===== Provided material

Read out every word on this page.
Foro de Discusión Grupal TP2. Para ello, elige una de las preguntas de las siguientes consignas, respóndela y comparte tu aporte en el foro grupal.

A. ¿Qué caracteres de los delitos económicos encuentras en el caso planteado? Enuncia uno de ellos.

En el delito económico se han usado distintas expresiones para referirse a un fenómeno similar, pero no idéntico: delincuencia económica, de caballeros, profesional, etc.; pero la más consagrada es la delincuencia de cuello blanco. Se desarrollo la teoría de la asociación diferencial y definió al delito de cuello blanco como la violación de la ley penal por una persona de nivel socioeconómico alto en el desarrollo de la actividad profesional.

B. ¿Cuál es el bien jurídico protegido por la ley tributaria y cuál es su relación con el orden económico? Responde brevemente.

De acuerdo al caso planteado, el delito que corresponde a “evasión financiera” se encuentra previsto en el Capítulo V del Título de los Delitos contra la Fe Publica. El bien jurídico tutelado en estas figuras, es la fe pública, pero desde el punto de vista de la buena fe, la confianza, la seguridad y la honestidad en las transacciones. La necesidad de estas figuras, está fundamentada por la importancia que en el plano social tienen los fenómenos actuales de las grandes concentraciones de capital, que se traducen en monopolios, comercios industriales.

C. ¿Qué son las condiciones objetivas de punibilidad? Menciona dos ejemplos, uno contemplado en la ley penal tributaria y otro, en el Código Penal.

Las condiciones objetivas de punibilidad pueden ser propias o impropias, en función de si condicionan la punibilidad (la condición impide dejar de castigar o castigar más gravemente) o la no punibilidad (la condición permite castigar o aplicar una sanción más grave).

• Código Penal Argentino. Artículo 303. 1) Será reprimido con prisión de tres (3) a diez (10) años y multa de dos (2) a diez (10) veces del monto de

==========

[Instructions to follow]
Restate the data above word for word, please.

[Written solution]
Read out every word on this page.
Foro de Discusión Grupal TP2. Para ello, elige una de las preguntas de las siguientes consignas, respóndela y comparte tu aporte en el foro grupal.

A. ¿Qué caracteres de los delitos económicos encuentras en el caso planteado? Enuncia uno de ellos.

En el delito económico se han usado distintas expresiones para referirse a un fenómeno similar, pero no idéntico: delincuencia económica, de caballeros, profesional, etc.; pero la más consagrada es la delincuencia de cuello blanco. Se desarrollo la teoría de la asociación diferencial y definió al delito de cuello blanco como la violación de la ley penal por una persona de nivel socioeconómico alto en el desarrollo de la actividad profesional.

B. ¿Cuál es el bien jurídico protegido por la ley tributaria y cuál es su relación con el orden económico? Responde brevemente.

De acuerdo al caso planteado, el delito que corresponde a “evasión financiera” se encuentra previsto en el Capítulo V del Título de los Delitos contra la Fe Publica. El bien jurídico tutelado en estas figuras, es la fe pública, pero desde el punto de vista de la buena fe, la confianza, la seguridad y la honestidad en las transacciones. La necesidad de estas figuras, está fundamentada por la importancia que en el plano social tienen los fenómenos actuales de las grandes concentraciones de capital, que se traducen en monopolios, comercios industriales.

C. ¿Qué son las condiciones objetivas de punibilidad? Menciona dos ejemplos, uno contemplado en la ley penal tributaria y otro, en el Código Penal.

Las condiciones objetivas de punibilidad pueden ser propias o impropias, en función de si condicionan la punibilidad (la condición impide dejar de castigar o castigar más gravemente) o la no punibilidad (la condición permite castigar o aplicar una sanción más grave).

• Código Penal Argentino. Artículo 303. 1) Será reprimido con prisión de tres (3) a diez (10) años y multa de dos (2) a diez (10) veces del monto de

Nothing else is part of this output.